Set task: Using the data below, gather each line that includes the word "eredmény".

Source data:
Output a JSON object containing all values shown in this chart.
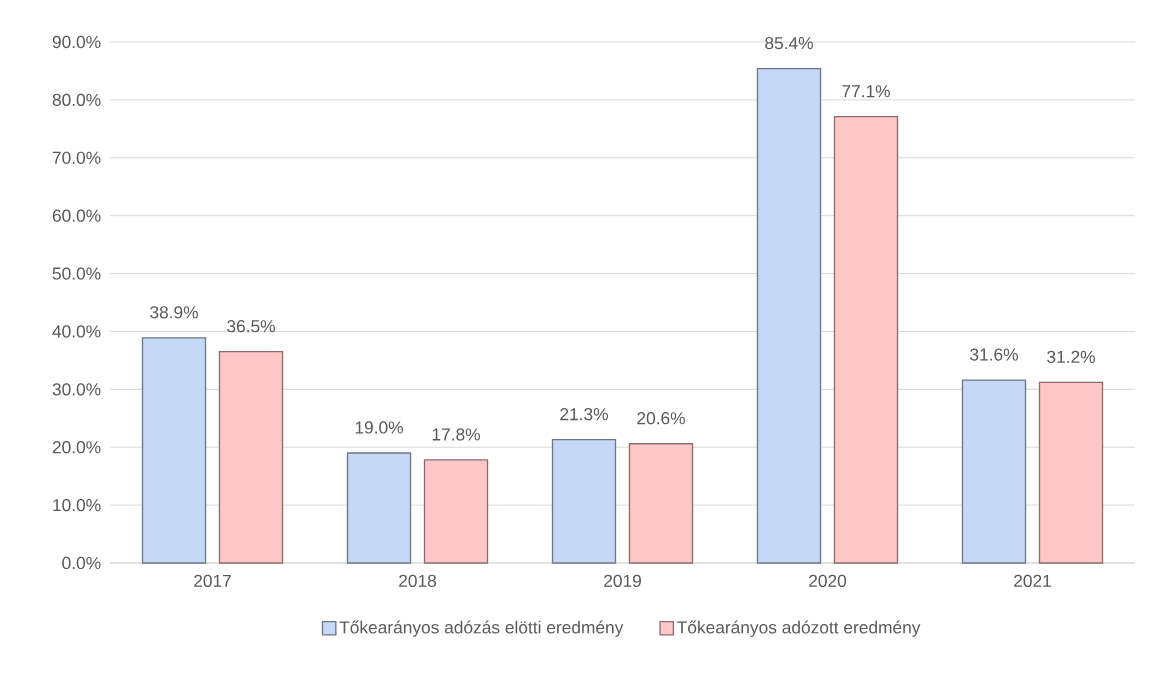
{
  "chart_data": {
    "type": "bar",
    "categories": [
      "2017",
      "2018",
      "2019",
      "2020",
      "2021"
    ],
    "series": [
      {
        "name": "Tőkearányos adózás elötti eredmény",
        "color": "#c5d9f7",
        "values": [
          38.9,
          19.0,
          21.3,
          85.4,
          31.6
        ],
        "value_labels": [
          "38.9%",
          "19.0%",
          "21.3%",
          "85.4%",
          "31.6%"
        ]
      },
      {
        "name": "Tőkearányos adózott eredmény",
        "color": "#ffc7c7",
        "values": [
          36.5,
          17.8,
          20.6,
          77.1,
          31.2
        ],
        "value_labels": [
          "36.5%",
          "17.8%",
          "20.6%",
          "77.1%",
          "31.2%"
        ]
      }
    ],
    "ylim": [
      0,
      90
    ],
    "yticks": [
      {
        "value": 0,
        "label": "0.0%"
      },
      {
        "value": 10,
        "label": "10.0%"
      },
      {
        "value": 20,
        "label": "20.0%"
      },
      {
        "value": 30,
        "label": "30.0%"
      },
      {
        "value": 40,
        "label": "40.0%"
      },
      {
        "value": 50,
        "label": "50.0%"
      },
      {
        "value": 60,
        "label": "60.0%"
      },
      {
        "value": 70,
        "label": "70.0%"
      },
      {
        "value": 80,
        "label": "80.0%"
      },
      {
        "value": 90,
        "label": "90.0%"
      }
    ],
    "grid": "y",
    "legend": "bottom"
  }
}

Final result:
        "name": "Tőkearányos adózás elötti eredmény",
        "name": "Tőkearányos adózott eredmény",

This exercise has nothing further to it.